▶ What you are asked to do
The records below are split into lines. How many of those lines contain the string "diagram"? Reply with the number only.

▶ Exercise data
------------------------------------------------------------
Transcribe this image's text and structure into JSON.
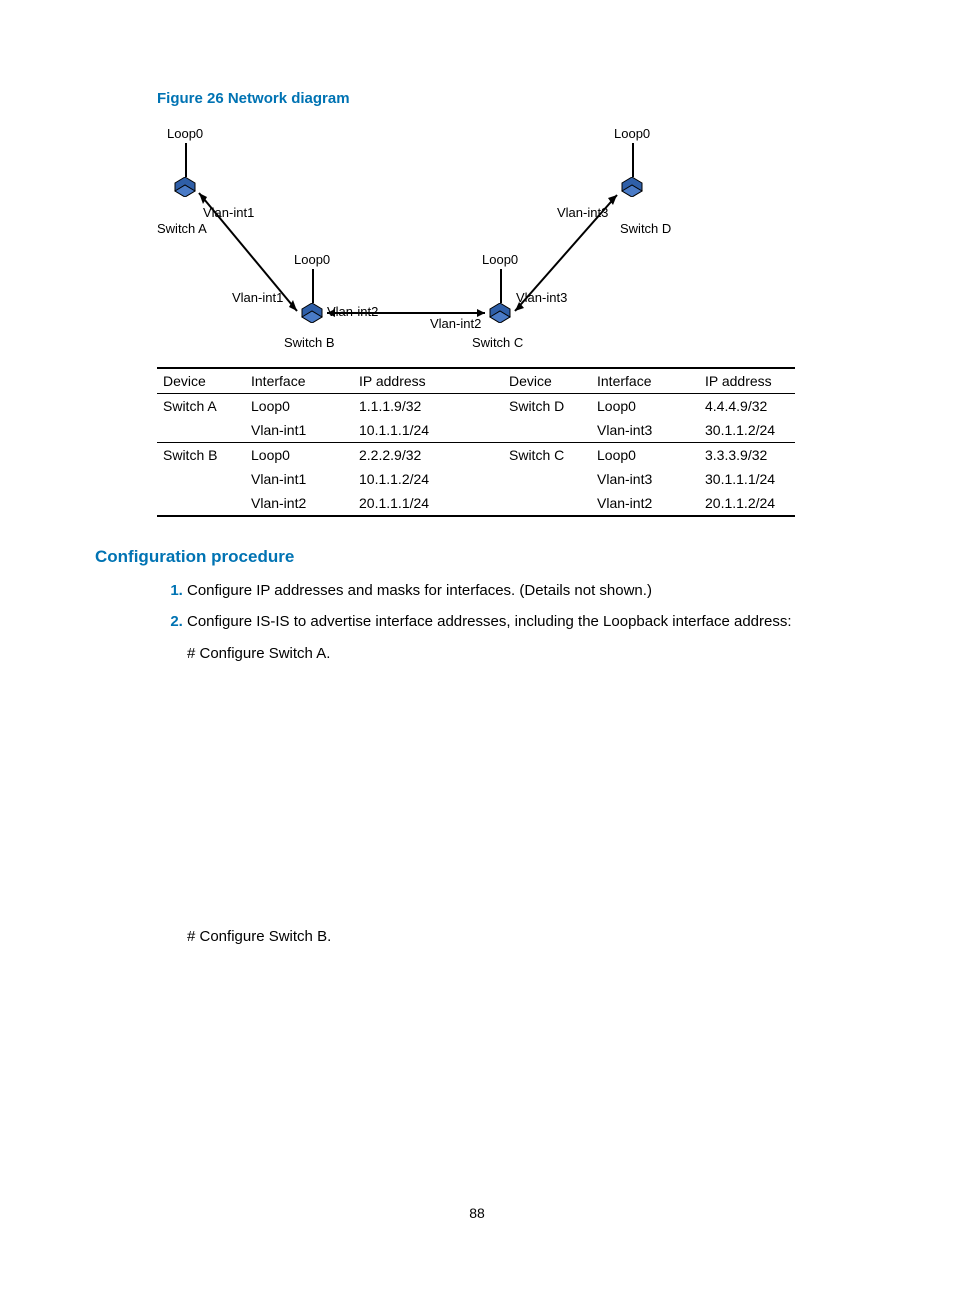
{
  "figure_title": "Figure 26 Network diagram",
  "diagram": {
    "switch_a": {
      "name": "Switch A",
      "loop": "Loop0",
      "port": "Vlan-int1"
    },
    "switch_b": {
      "name": "Switch B",
      "loop": "Loop0",
      "port_l": "Vlan-int1",
      "port_r": "Vlan-int2"
    },
    "switch_c": {
      "name": "Switch C",
      "loop": "Loop0",
      "port_l": "Vlan-int2",
      "port_r": "Vlan-int3"
    },
    "switch_d": {
      "name": "Switch D",
      "loop": "Loop0",
      "port": "Vlan-int3"
    }
  },
  "table": {
    "headers": [
      "Device",
      "Interface",
      "IP address",
      "Device",
      "Interface",
      "IP address"
    ],
    "rows": [
      {
        "d1": "Switch A",
        "i1": "Loop0",
        "a1": "1.1.1.9/32",
        "d2": "Switch D",
        "i2": "Loop0",
        "a2": "4.4.4.9/32",
        "sep": false
      },
      {
        "d1": "",
        "i1": "Vlan-int1",
        "a1": "10.1.1.1/24",
        "d2": "",
        "i2": "Vlan-int3",
        "a2": "30.1.1.2/24",
        "sep": false
      },
      {
        "d1": "Switch B",
        "i1": "Loop0",
        "a1": "2.2.2.9/32",
        "d2": "Switch C",
        "i2": "Loop0",
        "a2": "3.3.3.9/32",
        "sep": true
      },
      {
        "d1": "",
        "i1": "Vlan-int1",
        "a1": "10.1.1.2/24",
        "d2": "",
        "i2": "Vlan-int3",
        "a2": "30.1.1.1/24",
        "sep": false
      },
      {
        "d1": "",
        "i1": "Vlan-int2",
        "a1": "20.1.1.1/24",
        "d2": "",
        "i2": "Vlan-int2",
        "a2": "20.1.1.2/24",
        "sep": false
      }
    ]
  },
  "section_title": "Configuration procedure",
  "steps": {
    "s1": "Configure IP addresses and masks for interfaces. (Details not shown.)",
    "s2": "Configure IS-IS to advertise interface addresses, including the Loopback interface address:",
    "s2a": "# Configure Switch A.",
    "s2b": "# Configure Switch B."
  },
  "page_number": "88"
}
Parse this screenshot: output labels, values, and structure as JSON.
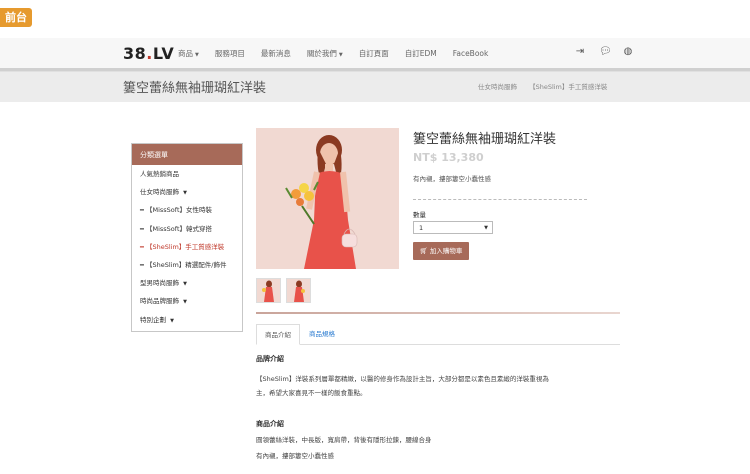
{
  "badge": "前台",
  "header": {
    "logo": "38.LV",
    "logo_main": "38",
    "logo_dot": ".",
    "logo_tail": "LV",
    "nav": [
      {
        "label": "商品",
        "dropdown": true
      },
      {
        "label": "服務項目",
        "dropdown": false
      },
      {
        "label": "最新消息",
        "dropdown": false
      },
      {
        "label": "關於我們",
        "dropdown": true
      },
      {
        "label": "自訂頁面",
        "dropdown": false
      },
      {
        "label": "自訂EDM",
        "dropdown": false
      },
      {
        "label": "FaceBook",
        "dropdown": false
      }
    ],
    "icons": [
      "login-icon",
      "chat-icon",
      "globe-icon"
    ]
  },
  "titlebar": {
    "title": "簍空蕾絲無袖珊瑚紅洋裝",
    "breadcrumb": [
      "仕女時尚服飾",
      "【SheSlim】手工質感洋裝"
    ]
  },
  "sidebar": {
    "heading": "分類選單",
    "items": [
      {
        "label": "人氣熱銷商品",
        "caret": false,
        "prefix": "",
        "active": false
      },
      {
        "label": "仕女時尚服飾",
        "caret": true,
        "prefix": "",
        "active": false
      },
      {
        "label": "【MissSoft】女性時裝",
        "caret": false,
        "prefix": "━ ",
        "active": false
      },
      {
        "label": "【MissSoft】韓式穿搭",
        "caret": false,
        "prefix": "━ ",
        "active": false
      },
      {
        "label": "【SheSlim】手工質感洋裝",
        "caret": false,
        "prefix": "━ ",
        "active": true
      },
      {
        "label": "【SheSlim】精選配件/飾件",
        "caret": false,
        "prefix": "━ ",
        "active": false
      },
      {
        "label": "型男時尚服飾",
        "caret": true,
        "prefix": "",
        "active": false
      },
      {
        "label": "時尚品牌服飾",
        "caret": true,
        "prefix": "",
        "active": false
      },
      {
        "label": "特別企劃",
        "caret": true,
        "prefix": "",
        "active": false
      }
    ]
  },
  "product": {
    "name": "簍空蕾絲無袖珊瑚紅洋裝",
    "price": "NT$ 13,380",
    "note": "有內襯，摟部簍空小蠢性感",
    "qty_label": "數量",
    "qty_value": "1",
    "cart_label": "加入購物車"
  },
  "tabs": [
    "商品介紹",
    "商品規格"
  ],
  "description": {
    "brand_title": "品牌介紹",
    "brand_text_1": "【SheSlim】洋裝系列層單都精緻，以醫的修身作為設計主旨，大部分都是以素色且素緞的洋裝重視為",
    "brand_text_2": "主，希望大家喜見不一樣的飯食重點。",
    "product_title": "商品介紹",
    "product_text_1": "圓領蕾絲洋裝，中長版，寬肩帶，背後有隱形拉鍊，腰線合身",
    "product_text_2": "有內襯，摟部簍空小蠢性感"
  },
  "colors": {
    "accent": "#a76a59",
    "badge": "#e69a2e",
    "dress": "#e8524a"
  }
}
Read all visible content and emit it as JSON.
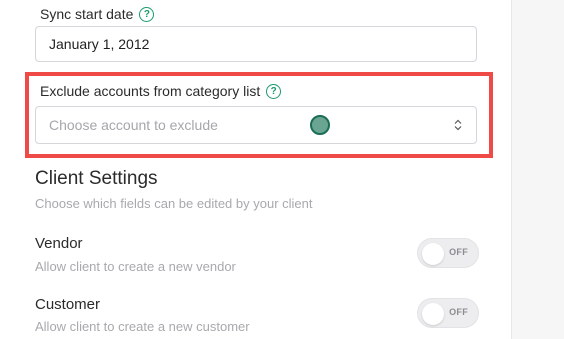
{
  "sync_start": {
    "label": "Sync start date",
    "value": "January 1, 2012",
    "help_icon": "question-circle-icon"
  },
  "exclude_accounts": {
    "label": "Exclude accounts from category list",
    "placeholder": "Choose account to exclude",
    "help_icon": "question-circle-icon",
    "caret_icon": "select-updown-icon"
  },
  "client_settings": {
    "title": "Client Settings",
    "subtitle": "Choose which fields can be edited by your client",
    "items": [
      {
        "title": "Vendor",
        "description": "Allow client to create a new vendor",
        "toggle_text": "OFF"
      },
      {
        "title": "Customer",
        "description": "Allow client to create a new customer",
        "toggle_text": "OFF"
      }
    ]
  },
  "colors": {
    "accent": "#1a9a6a",
    "highlight": "#f04a46"
  }
}
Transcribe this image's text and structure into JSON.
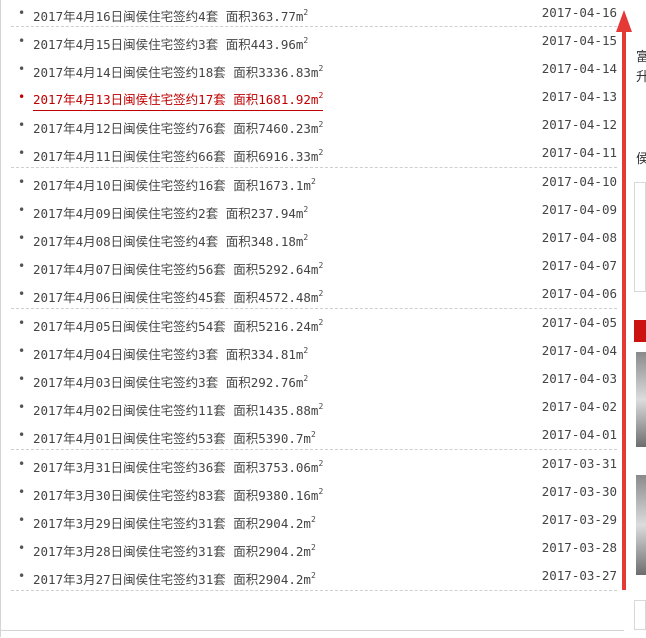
{
  "list": {
    "groups": [
      [
        {
          "title": "2017年4月16日闽侯住宅签约4套 面积363.77m",
          "sup": "2",
          "date": "2017-04-16"
        }
      ],
      [
        {
          "title": "2017年4月15日闽侯住宅签约3套 面积443.96m",
          "sup": "2",
          "date": "2017-04-15"
        },
        {
          "title": "2017年4月14日闽侯住宅签约18套 面积3336.83m",
          "sup": "2",
          "date": "2017-04-14"
        },
        {
          "title": "2017年4月13日闽侯住宅签约17套 面积1681.92m",
          "sup": "2",
          "date": "2017-04-13",
          "active": true
        },
        {
          "title": "2017年4月12日闽侯住宅签约76套 面积7460.23m",
          "sup": "2",
          "date": "2017-04-12"
        },
        {
          "title": "2017年4月11日闽侯住宅签约66套 面积6916.33m",
          "sup": "2",
          "date": "2017-04-11"
        }
      ],
      [
        {
          "title": "2017年4月10日闽侯住宅签约16套 面积1673.1m",
          "sup": "2",
          "date": "2017-04-10"
        },
        {
          "title": "2017年4月09日闽侯住宅签约2套 面积237.94m",
          "sup": "2",
          "date": "2017-04-09"
        },
        {
          "title": "2017年4月08日闽侯住宅签约4套 面积348.18m",
          "sup": "2",
          "date": "2017-04-08"
        },
        {
          "title": "2017年4月07日闽侯住宅签约56套 面积5292.64m",
          "sup": "2",
          "date": "2017-04-07"
        },
        {
          "title": "2017年4月06日闽侯住宅签约45套 面积4572.48m",
          "sup": "2",
          "date": "2017-04-06"
        }
      ],
      [
        {
          "title": "2017年4月05日闽侯住宅签约54套 面积5216.24m",
          "sup": "2",
          "date": "2017-04-05"
        },
        {
          "title": "2017年4月04日闽侯住宅签约3套 面积334.81m",
          "sup": "2",
          "date": "2017-04-04"
        },
        {
          "title": "2017年4月03日闽侯住宅签约3套 面积292.76m",
          "sup": "2",
          "date": "2017-04-03"
        },
        {
          "title": "2017年4月02日闽侯住宅签约11套 面积1435.88m",
          "sup": "2",
          "date": "2017-04-02"
        },
        {
          "title": "2017年4月01日闽侯住宅签约53套 面积5390.7m",
          "sup": "2",
          "date": "2017-04-01"
        }
      ],
      [
        {
          "title": "2017年3月31日闽侯住宅签约36套 面积3753.06m",
          "sup": "2",
          "date": "2017-03-31"
        },
        {
          "title": "2017年3月30日闽侯住宅签约83套 面积9380.16m",
          "sup": "2",
          "date": "2017-03-30"
        },
        {
          "title": "2017年3月29日闽侯住宅签约31套 面积2904.2m",
          "sup": "2",
          "date": "2017-03-29"
        },
        {
          "title": "2017年3月28日闽侯住宅签约31套 面积2904.2m",
          "sup": "2",
          "date": "2017-03-28"
        },
        {
          "title": "2017年3月27日闽侯住宅签约31套 面积2904.2m",
          "sup": "2",
          "date": "2017-03-27"
        }
      ]
    ],
    "bullet": "•"
  },
  "right_panel": {
    "chars": [
      "富",
      "升",
      "侯"
    ]
  },
  "colors": {
    "text": "#444444",
    "active": "#c00000",
    "arrow": "#e53935",
    "divider": "#cfcfcf"
  },
  "icons": {
    "scroll_arrow": "up-arrow-icon"
  }
}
------------------------------------------------------------
▶ Output for this task
2